Your instructions - Return the material word for word. Do not include the pictures.

Data supplied -
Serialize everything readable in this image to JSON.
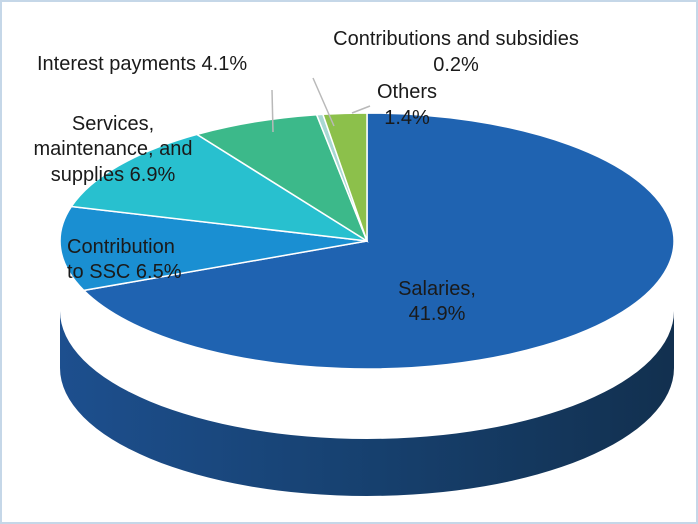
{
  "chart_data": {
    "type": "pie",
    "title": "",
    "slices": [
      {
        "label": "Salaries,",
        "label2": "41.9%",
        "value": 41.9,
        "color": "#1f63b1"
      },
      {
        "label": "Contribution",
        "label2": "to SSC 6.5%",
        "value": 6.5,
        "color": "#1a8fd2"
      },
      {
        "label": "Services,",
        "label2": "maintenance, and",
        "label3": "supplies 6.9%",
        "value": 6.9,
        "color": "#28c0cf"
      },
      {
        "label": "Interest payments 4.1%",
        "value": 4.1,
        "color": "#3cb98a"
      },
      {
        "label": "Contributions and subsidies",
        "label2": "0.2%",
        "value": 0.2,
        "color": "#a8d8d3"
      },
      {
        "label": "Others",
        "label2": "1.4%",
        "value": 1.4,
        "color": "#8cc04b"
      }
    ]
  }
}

Exercise response -
Serialize everything readable in this image to JSON.
{
  "chart_data": {
    "type": "pie",
    "title": "",
    "slices": [
      {
        "label": "Salaries,",
        "label2": "41.9%",
        "value": 41.9,
        "color": "#1f63b1"
      },
      {
        "label": "Contribution",
        "label2": "to SSC 6.5%",
        "value": 6.5,
        "color": "#1a8fd2"
      },
      {
        "label": "Services,",
        "label2": "maintenance, and",
        "label3": "supplies 6.9%",
        "value": 6.9,
        "color": "#28c0cf"
      },
      {
        "label": "Interest payments 4.1%",
        "value": 4.1,
        "color": "#3cb98a"
      },
      {
        "label": "Contributions and subsidies",
        "label2": "0.2%",
        "value": 0.2,
        "color": "#a8d8d3"
      },
      {
        "label": "Others",
        "label2": "1.4%",
        "value": 1.4,
        "color": "#8cc04b"
      }
    ]
  }
}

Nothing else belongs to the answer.